Here are some records; copy every line that holds the word "grundläggande".

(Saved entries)
▬▬▬▬▬▬
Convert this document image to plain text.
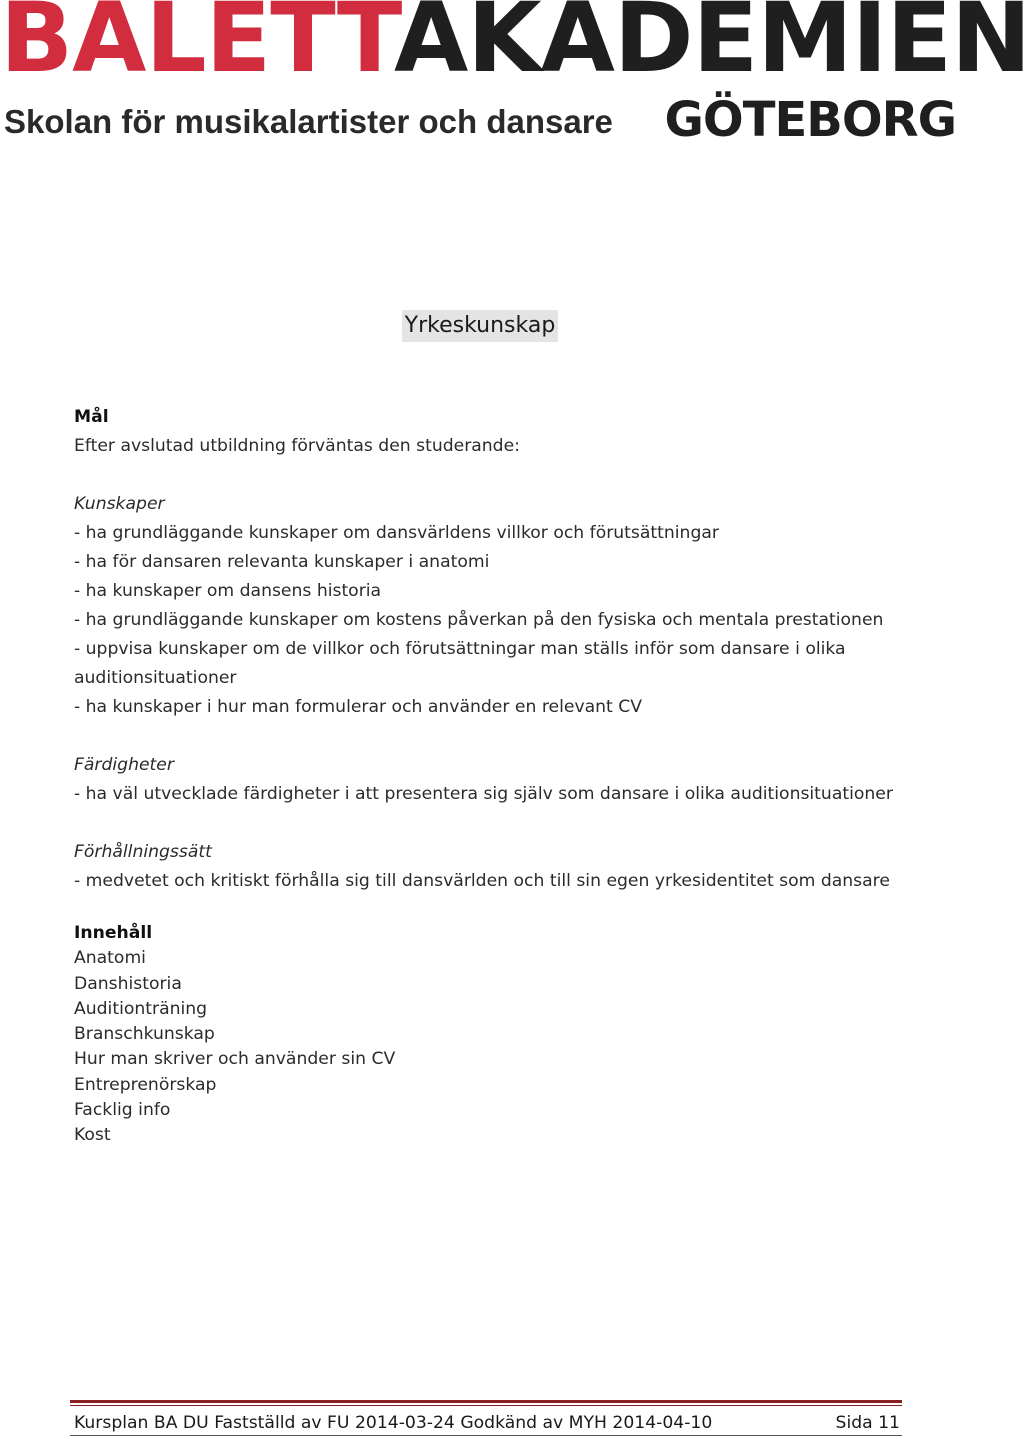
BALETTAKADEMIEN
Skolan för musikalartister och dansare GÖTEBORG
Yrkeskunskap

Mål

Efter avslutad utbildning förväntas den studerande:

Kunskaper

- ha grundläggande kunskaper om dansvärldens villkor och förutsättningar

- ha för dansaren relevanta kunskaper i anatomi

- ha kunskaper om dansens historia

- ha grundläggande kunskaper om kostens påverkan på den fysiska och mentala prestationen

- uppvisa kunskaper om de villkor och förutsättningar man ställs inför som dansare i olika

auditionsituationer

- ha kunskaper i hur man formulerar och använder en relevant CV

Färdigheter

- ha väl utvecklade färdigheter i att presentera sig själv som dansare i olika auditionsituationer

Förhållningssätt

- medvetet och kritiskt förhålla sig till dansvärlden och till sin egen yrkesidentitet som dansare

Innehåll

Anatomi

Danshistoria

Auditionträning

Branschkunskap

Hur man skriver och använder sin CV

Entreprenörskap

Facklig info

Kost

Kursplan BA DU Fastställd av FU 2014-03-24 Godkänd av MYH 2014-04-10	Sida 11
▬▬▬▬▬▬
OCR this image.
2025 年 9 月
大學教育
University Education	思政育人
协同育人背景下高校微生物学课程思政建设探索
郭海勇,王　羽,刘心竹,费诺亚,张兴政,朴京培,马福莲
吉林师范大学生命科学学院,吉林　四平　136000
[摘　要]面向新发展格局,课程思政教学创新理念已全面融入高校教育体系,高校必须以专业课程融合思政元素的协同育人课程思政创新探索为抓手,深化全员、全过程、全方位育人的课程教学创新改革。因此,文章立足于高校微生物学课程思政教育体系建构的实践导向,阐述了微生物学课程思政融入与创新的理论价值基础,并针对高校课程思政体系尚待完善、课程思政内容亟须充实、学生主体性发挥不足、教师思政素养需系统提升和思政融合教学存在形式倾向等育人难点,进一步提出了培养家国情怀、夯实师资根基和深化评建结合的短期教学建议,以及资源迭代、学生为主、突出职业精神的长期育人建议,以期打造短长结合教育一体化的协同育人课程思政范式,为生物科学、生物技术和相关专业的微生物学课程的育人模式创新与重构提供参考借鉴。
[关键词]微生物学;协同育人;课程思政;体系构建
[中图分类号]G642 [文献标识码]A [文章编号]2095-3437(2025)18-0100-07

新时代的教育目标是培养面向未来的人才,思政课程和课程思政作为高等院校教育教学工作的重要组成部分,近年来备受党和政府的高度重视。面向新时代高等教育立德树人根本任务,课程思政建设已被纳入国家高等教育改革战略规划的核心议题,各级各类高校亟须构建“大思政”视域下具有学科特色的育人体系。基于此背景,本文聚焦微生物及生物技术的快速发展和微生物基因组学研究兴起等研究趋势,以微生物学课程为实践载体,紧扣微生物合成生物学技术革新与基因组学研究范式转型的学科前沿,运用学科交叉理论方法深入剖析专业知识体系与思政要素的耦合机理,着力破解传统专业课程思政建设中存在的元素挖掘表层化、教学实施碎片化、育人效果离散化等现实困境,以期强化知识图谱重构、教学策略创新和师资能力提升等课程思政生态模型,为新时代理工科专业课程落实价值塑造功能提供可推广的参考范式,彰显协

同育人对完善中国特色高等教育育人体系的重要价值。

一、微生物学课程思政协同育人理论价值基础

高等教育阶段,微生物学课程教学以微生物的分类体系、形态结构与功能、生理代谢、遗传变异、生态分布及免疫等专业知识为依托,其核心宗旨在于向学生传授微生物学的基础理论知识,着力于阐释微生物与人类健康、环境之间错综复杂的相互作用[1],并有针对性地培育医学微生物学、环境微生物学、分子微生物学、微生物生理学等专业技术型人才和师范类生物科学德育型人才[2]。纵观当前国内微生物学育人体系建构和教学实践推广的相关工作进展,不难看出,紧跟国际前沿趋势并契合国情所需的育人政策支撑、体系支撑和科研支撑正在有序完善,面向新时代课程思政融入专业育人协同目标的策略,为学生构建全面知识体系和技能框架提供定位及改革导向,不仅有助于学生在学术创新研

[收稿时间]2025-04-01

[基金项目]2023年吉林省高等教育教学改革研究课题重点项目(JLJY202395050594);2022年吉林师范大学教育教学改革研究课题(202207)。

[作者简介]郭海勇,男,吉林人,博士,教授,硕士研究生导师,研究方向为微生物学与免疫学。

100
▬▬▬▬▬▬
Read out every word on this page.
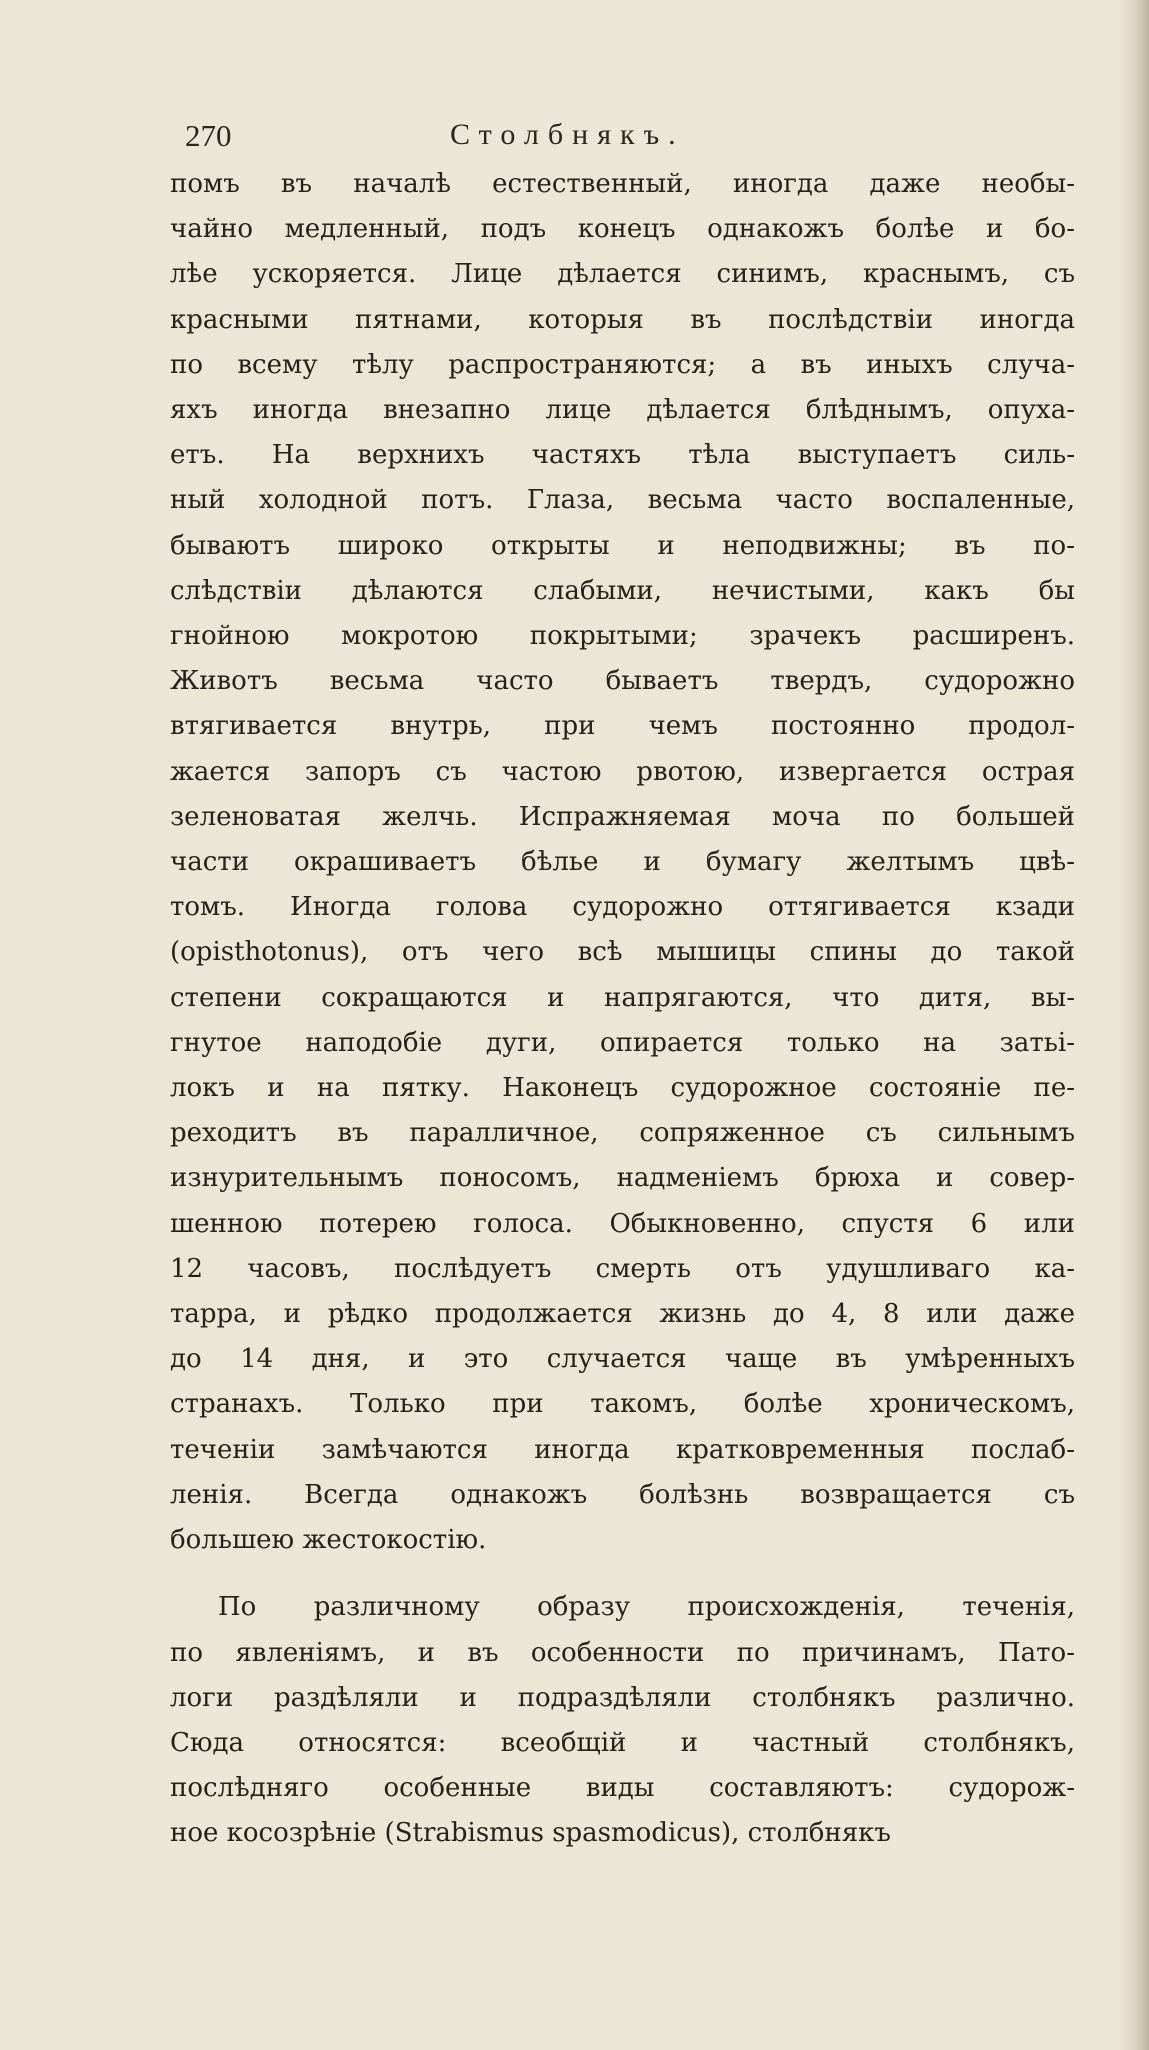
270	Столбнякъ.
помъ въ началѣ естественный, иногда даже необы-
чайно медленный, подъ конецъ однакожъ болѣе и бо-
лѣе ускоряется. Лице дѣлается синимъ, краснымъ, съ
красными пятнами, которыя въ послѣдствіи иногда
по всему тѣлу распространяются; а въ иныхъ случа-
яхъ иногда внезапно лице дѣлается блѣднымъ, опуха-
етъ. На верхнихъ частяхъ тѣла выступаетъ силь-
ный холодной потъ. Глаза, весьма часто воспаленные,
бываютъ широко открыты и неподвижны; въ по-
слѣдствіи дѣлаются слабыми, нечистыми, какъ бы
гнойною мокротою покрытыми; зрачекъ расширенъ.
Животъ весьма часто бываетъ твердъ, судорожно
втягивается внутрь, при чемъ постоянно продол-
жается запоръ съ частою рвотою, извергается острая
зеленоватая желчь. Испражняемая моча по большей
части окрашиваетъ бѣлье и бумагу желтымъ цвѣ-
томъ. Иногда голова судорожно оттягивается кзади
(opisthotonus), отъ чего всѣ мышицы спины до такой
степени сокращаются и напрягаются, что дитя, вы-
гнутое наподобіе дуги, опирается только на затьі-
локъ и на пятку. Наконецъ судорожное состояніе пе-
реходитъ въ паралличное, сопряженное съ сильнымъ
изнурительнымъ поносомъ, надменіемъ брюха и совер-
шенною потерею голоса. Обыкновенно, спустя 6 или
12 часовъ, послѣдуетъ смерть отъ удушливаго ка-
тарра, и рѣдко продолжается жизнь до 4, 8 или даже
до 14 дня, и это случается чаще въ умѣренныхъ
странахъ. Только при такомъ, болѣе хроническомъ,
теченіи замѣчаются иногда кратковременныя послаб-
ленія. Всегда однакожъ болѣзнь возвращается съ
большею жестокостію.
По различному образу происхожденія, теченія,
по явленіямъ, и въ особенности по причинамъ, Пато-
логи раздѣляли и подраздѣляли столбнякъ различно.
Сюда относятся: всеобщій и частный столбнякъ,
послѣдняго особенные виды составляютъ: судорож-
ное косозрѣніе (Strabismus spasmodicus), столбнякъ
▬▬▬▬▬▬
**Correct output:**
- ha grundläggande kunskaper om dansvärldens villkor och förutsättningar
- ha grundläggande kunskaper om kostens påverkan på den fysiska och mentala prestationen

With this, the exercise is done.